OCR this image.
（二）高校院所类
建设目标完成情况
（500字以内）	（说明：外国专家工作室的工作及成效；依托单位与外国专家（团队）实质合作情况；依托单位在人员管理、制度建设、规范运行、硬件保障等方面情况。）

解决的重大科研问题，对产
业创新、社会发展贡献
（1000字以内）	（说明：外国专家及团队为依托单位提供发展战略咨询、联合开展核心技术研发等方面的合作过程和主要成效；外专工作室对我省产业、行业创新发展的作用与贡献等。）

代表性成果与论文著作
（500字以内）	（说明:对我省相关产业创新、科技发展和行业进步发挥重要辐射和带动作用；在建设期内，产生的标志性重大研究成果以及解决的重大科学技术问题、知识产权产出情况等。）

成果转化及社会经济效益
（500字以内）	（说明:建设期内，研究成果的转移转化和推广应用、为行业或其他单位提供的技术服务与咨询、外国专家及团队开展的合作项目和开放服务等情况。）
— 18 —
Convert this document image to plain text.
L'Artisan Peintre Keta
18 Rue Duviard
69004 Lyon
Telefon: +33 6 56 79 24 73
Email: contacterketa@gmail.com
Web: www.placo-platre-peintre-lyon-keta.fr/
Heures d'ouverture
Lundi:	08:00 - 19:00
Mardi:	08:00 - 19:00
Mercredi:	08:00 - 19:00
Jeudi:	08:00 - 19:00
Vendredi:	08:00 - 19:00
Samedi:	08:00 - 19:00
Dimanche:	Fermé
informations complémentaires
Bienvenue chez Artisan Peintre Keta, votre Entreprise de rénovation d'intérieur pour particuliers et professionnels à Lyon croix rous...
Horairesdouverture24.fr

====================

> WORK INSTRUCTIONS: The listing above must be transcribed exactly, line by line.

> THE ANSWER:
OCR this image.
（二）高校院所类
建设目标完成情况
（500字以内）	（说明：外国专家工作室的工作及成效；依托单位与外国专家（团队）实质合作情况；依托单位在人员管理、制度建设、规范运行、硬件保障等方面情况。）

解决的重大科研问题，对产
业创新、社会发展贡献
（1000字以内）	（说明：外国专家及团队为依托单位提供发展战略咨询、联合开展核心技术研发等方面的合作过程和主要成效；外专工作室对我省产业、行业创新发展的作用与贡献等。）

代表性成果与论文著作
（500字以内）	（说明:对我省相关产业创新、科技发展和行业进步发挥重要辐射和带动作用；在建设期内，产生的标志性重大研究成果以及解决的重大科学技术问题、知识产权产出情况等。）

成果转化及社会经济效益
（500字以内）	（说明:建设期内，研究成果的转移转化和推广应用、为行业或其他单位提供的技术服务与咨询、外国专家及团队开展的合作项目和开放服务等情况。）
— 18 —
Convert this document image to plain text.
L'Artisan Peintre Keta
18 Rue Duviard
69004 Lyon
Telefon: +33 6 56 79 24 73
Email: contacterketa@gmail.com
Web: www.placo-platre-peintre-lyon-keta.fr/
Heures d'ouverture
Lundi:	08:00 - 19:00
Mardi:	08:00 - 19:00
Mercredi:	08:00 - 19:00
Jeudi:	08:00 - 19:00
Vendredi:	08:00 - 19:00
Samedi:	08:00 - 19:00
Dimanche:	Fermé
informations complémentaires
Bienvenue chez Artisan Peintre Keta, votre Entreprise de rénovation d'intérieur pour particuliers et professionnels à Lyon croix rous...
Horairesdouverture24.fr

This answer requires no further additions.